Dataset entries
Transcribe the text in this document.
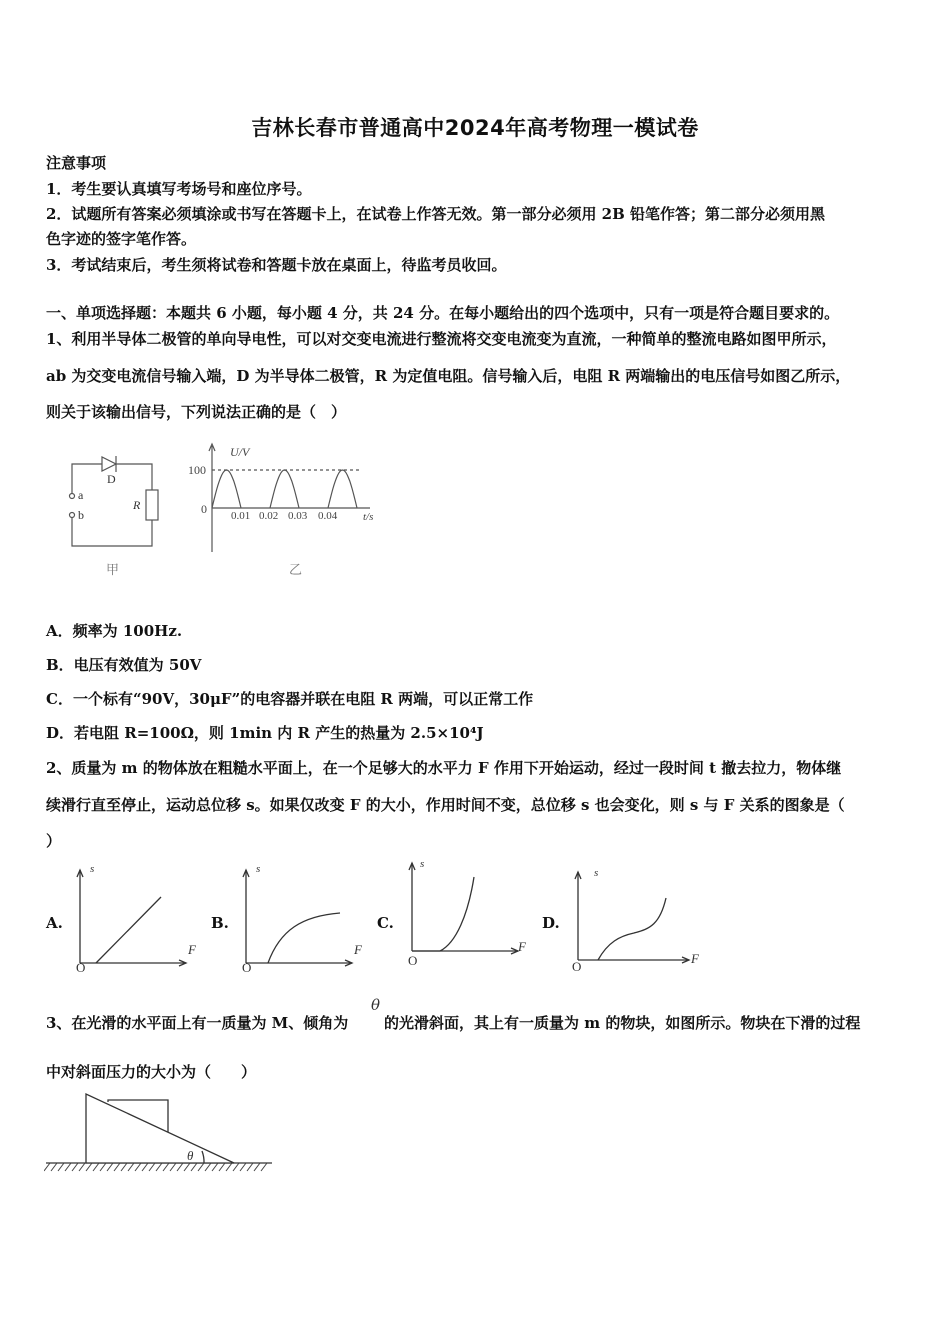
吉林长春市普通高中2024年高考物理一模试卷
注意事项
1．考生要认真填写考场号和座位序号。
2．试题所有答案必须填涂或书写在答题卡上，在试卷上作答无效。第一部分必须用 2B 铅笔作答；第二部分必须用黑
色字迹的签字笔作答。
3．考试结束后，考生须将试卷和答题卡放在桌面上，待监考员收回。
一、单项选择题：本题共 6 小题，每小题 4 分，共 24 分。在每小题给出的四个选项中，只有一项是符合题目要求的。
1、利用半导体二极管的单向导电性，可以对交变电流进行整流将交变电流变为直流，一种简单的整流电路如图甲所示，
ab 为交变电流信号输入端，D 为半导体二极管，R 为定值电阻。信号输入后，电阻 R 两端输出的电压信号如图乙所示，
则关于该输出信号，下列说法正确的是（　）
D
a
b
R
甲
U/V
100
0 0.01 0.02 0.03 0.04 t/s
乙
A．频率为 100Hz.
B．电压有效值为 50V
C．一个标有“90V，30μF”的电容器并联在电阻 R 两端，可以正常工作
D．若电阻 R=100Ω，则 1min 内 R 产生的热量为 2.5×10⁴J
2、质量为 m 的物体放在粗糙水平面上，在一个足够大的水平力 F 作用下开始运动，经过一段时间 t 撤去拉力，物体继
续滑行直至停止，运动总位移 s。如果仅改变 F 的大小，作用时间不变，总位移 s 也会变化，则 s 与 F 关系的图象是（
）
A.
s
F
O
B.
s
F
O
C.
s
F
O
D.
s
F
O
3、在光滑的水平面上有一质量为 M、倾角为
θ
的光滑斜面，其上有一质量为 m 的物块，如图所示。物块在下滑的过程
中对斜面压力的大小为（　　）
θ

■ **Exercise instructions**: Transcribe every entry word for word, but skip the pictures.

■ **Task solution**:
Transcribe the text in this document.
吉林长春市普通高中2024年高考物理一模试卷
注意事项
1．考生要认真填写考场号和座位序号。
2．试题所有答案必须填涂或书写在答题卡上，在试卷上作答无效。第一部分必须用 2B 铅笔作答；第二部分必须用黑
色字迹的签字笔作答。
3．考试结束后，考生须将试卷和答题卡放在桌面上，待监考员收回。
一、单项选择题：本题共 6 小题，每小题 4 分，共 24 分。在每小题给出的四个选项中，只有一项是符合题目要求的。
1、利用半导体二极管的单向导电性，可以对交变电流进行整流将交变电流变为直流，一种简单的整流电路如图甲所示，
ab 为交变电流信号输入端，D 为半导体二极管，R 为定值电阻。信号输入后，电阻 R 两端输出的电压信号如图乙所示，
则关于该输出信号，下列说法正确的是（　）
D
a
b
R
甲
U/V
100
0 0.01 0.02 0.03 0.04 t/s
乙
A．频率为 100Hz.
B．电压有效值为 50V
C．一个标有“90V，30μF”的电容器并联在电阻 R 两端，可以正常工作
D．若电阻 R=100Ω，则 1min 内 R 产生的热量为 2.5×10⁴J
2、质量为 m 的物体放在粗糙水平面上，在一个足够大的水平力 F 作用下开始运动，经过一段时间 t 撤去拉力，物体继
续滑行直至停止，运动总位移 s。如果仅改变 F 的大小，作用时间不变，总位移 s 也会变化，则 s 与 F 关系的图象是（
）
A.
s
F
O
B.
s
F
O
C.
s
F
O
D.
s
F
O
3、在光滑的水平面上有一质量为 M、倾角为
θ
的光滑斜面，其上有一质量为 m 的物块，如图所示。物块在下滑的过程
中对斜面压力的大小为（　　）
θ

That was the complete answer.